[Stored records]
###
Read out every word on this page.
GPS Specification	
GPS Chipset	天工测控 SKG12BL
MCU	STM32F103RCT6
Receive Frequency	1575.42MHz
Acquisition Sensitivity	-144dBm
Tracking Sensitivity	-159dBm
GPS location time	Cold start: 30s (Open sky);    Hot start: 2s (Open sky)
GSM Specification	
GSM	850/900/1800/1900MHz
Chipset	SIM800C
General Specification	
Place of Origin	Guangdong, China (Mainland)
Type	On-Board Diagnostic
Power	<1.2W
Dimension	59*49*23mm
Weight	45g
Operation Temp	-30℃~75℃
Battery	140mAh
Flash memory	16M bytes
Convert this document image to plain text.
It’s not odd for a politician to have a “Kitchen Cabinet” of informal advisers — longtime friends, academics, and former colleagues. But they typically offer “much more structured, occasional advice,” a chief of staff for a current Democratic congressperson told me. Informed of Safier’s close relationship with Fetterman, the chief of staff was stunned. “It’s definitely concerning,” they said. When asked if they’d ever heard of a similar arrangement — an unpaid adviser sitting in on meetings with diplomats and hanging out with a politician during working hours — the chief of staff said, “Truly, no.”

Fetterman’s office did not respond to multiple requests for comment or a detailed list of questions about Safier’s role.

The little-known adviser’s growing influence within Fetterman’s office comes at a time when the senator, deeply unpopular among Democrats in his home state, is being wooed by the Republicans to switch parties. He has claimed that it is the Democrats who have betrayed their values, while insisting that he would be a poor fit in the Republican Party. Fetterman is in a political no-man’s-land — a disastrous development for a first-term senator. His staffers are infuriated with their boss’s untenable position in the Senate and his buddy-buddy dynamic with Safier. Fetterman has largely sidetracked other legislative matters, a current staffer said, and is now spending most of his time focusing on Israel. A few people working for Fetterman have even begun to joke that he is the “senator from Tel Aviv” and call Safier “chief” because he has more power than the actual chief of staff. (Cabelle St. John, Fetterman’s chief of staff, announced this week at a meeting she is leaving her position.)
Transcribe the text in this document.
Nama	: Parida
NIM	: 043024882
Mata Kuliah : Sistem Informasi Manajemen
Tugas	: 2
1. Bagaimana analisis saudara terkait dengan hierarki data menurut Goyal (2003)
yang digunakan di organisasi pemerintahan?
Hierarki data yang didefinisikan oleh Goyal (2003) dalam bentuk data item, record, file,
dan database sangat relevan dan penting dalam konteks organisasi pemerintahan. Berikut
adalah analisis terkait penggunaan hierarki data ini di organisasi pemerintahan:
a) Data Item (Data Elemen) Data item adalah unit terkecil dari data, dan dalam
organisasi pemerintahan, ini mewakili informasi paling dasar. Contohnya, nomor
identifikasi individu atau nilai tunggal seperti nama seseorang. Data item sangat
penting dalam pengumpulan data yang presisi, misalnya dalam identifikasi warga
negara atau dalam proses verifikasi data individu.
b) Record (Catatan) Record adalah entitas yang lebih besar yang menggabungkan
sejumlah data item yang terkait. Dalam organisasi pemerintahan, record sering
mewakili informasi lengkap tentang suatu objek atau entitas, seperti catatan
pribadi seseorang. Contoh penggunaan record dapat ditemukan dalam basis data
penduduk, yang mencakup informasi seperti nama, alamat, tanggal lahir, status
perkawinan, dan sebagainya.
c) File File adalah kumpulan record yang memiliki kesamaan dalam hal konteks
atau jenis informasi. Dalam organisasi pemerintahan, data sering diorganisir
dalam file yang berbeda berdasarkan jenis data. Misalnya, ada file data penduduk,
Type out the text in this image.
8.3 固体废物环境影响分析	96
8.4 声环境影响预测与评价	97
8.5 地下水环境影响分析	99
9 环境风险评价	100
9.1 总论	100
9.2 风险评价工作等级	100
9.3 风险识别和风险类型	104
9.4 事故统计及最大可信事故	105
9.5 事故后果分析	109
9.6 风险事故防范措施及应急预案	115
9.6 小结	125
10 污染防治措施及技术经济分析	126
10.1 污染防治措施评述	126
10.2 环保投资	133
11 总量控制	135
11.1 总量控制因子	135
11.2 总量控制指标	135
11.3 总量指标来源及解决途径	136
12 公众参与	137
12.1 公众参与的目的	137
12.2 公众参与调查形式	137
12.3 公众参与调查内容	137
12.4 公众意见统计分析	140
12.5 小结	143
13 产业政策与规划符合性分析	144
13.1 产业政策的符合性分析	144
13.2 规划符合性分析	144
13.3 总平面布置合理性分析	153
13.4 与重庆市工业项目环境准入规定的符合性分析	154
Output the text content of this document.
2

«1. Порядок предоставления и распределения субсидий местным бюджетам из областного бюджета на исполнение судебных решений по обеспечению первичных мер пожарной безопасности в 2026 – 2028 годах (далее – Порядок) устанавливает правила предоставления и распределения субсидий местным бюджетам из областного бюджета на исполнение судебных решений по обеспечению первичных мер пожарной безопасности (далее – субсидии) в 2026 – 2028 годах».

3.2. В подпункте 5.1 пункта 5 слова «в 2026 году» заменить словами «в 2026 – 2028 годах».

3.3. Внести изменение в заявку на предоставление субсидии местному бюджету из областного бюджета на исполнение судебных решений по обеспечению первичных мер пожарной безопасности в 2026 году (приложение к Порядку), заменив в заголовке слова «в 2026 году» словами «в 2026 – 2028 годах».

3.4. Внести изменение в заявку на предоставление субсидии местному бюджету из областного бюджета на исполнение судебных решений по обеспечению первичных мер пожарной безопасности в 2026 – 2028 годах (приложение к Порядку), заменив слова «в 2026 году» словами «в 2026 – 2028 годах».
###
_What the exercise asks_
Using the material above, print every entry exactly as written.

_Solved problem_
Read out every word on this page.
GPS Specification	
GPS Chipset	天工测控 SKG12BL
MCU	STM32F103RCT6
Receive Frequency	1575.42MHz
Acquisition Sensitivity	-144dBm
Tracking Sensitivity	-159dBm
GPS location time	Cold start: 30s (Open sky);    Hot start: 2s (Open sky)
GSM Specification	
GSM	850/900/1800/1900MHz
Chipset	SIM800C
General Specification	
Place of Origin	Guangdong, China (Mainland)
Type	On-Board Diagnostic
Power	<1.2W
Dimension	59*49*23mm
Weight	45g
Operation Temp	-30℃~75℃
Battery	140mAh
Flash memory	16M bytes
Convert this document image to plain text.
It’s not odd for a politician to have a “Kitchen Cabinet” of informal advisers — longtime friends, academics, and former colleagues. But they typically offer “much more structured, occasional advice,” a chief of staff for a current Democratic congressperson told me. Informed of Safier’s close relationship with Fetterman, the chief of staff was stunned. “It’s definitely concerning,” they said. When asked if they’d ever heard of a similar arrangement — an unpaid adviser sitting in on meetings with diplomats and hanging out with a politician during working hours — the chief of staff said, “Truly, no.”

Fetterman’s office did not respond to multiple requests for comment or a detailed list of questions about Safier’s role.

The little-known adviser’s growing influence within Fetterman’s office comes at a time when the senator, deeply unpopular among Democrats in his home state, is being wooed by the Republicans to switch parties. He has claimed that it is the Democrats who have betrayed their values, while insisting that he would be a poor fit in the Republican Party. Fetterman is in a political no-man’s-land — a disastrous development for a first-term senator. His staffers are infuriated with their boss’s untenable position in the Senate and his buddy-buddy dynamic with Safier. Fetterman has largely sidetracked other legislative matters, a current staffer said, and is now spending most of his time focusing on Israel. A few people working for Fetterman have even begun to joke that he is the “senator from Tel Aviv” and call Safier “chief” because he has more power than the actual chief of staff. (Cabelle St. John, Fetterman’s chief of staff, announced this week at a meeting she is leaving her position.)
Transcribe the text in this document.
Nama	: Parida
NIM	: 043024882
Mata Kuliah : Sistem Informasi Manajemen
Tugas	: 2
1. Bagaimana analisis saudara terkait dengan hierarki data menurut Goyal (2003)
yang digunakan di organisasi pemerintahan?
Hierarki data yang didefinisikan oleh Goyal (2003) dalam bentuk data item, record, file,
dan database sangat relevan dan penting dalam konteks organisasi pemerintahan. Berikut
adalah analisis terkait penggunaan hierarki data ini di organisasi pemerintahan:
a) Data Item (Data Elemen) Data item adalah unit terkecil dari data, dan dalam
organisasi pemerintahan, ini mewakili informasi paling dasar. Contohnya, nomor
identifikasi individu atau nilai tunggal seperti nama seseorang. Data item sangat
penting dalam pengumpulan data yang presisi, misalnya dalam identifikasi warga
negara atau dalam proses verifikasi data individu.
b) Record (Catatan) Record adalah entitas yang lebih besar yang menggabungkan
sejumlah data item yang terkait. Dalam organisasi pemerintahan, record sering
mewakili informasi lengkap tentang suatu objek atau entitas, seperti catatan
pribadi seseorang. Contoh penggunaan record dapat ditemukan dalam basis data
penduduk, yang mencakup informasi seperti nama, alamat, tanggal lahir, status
perkawinan, dan sebagainya.
c) File File adalah kumpulan record yang memiliki kesamaan dalam hal konteks
atau jenis informasi. Dalam organisasi pemerintahan, data sering diorganisir
dalam file yang berbeda berdasarkan jenis data. Misalnya, ada file data penduduk,
Type out the text in this image.
8.3 固体废物环境影响分析	96
8.4 声环境影响预测与评价	97
8.5 地下水环境影响分析	99
9 环境风险评价	100
9.1 总论	100
9.2 风险评价工作等级	100
9.3 风险识别和风险类型	104
9.4 事故统计及最大可信事故	105
9.5 事故后果分析	109
9.6 风险事故防范措施及应急预案	115
9.6 小结	125
10 污染防治措施及技术经济分析	126
10.1 污染防治措施评述	126
10.2 环保投资	133
11 总量控制	135
11.1 总量控制因子	135
11.2 总量控制指标	135
11.3 总量指标来源及解决途径	136
12 公众参与	137
12.1 公众参与的目的	137
12.2 公众参与调查形式	137
12.3 公众参与调查内容	137
12.4 公众意见统计分析	140
12.5 小结	143
13 产业政策与规划符合性分析	144
13.1 产业政策的符合性分析	144
13.2 规划符合性分析	144
13.3 总平面布置合理性分析	153
13.4 与重庆市工业项目环境准入规定的符合性分析	154
Output the text content of this document.
2

«1. Порядок предоставления и распределения субсидий местным бюджетам из областного бюджета на исполнение судебных решений по обеспечению первичных мер пожарной безопасности в 2026 – 2028 годах (далее – Порядок) устанавливает правила предоставления и распределения субсидий местным бюджетам из областного бюджета на исполнение судебных решений по обеспечению первичных мер пожарной безопасности (далее – субсидии) в 2026 – 2028 годах».

3.2. В подпункте 5.1 пункта 5 слова «в 2026 году» заменить словами «в 2026 – 2028 годах».

3.3. Внести изменение в заявку на предоставление субсидии местному бюджету из областного бюджета на исполнение судебных решений по обеспечению первичных мер пожарной безопасности в 2026 году (приложение к Порядку), заменив в заголовке слова «в 2026 году» словами «в 2026 – 2028 годах».

3.4. Внести изменение в заявку на предоставление субсидии местному бюджету из областного бюджета на исполнение судебных решений по обеспечению первичных мер пожарной безопасности в 2026 – 2028 годах (приложение к Порядку), заменив слова «в 2026 году» словами «в 2026 – 2028 годах».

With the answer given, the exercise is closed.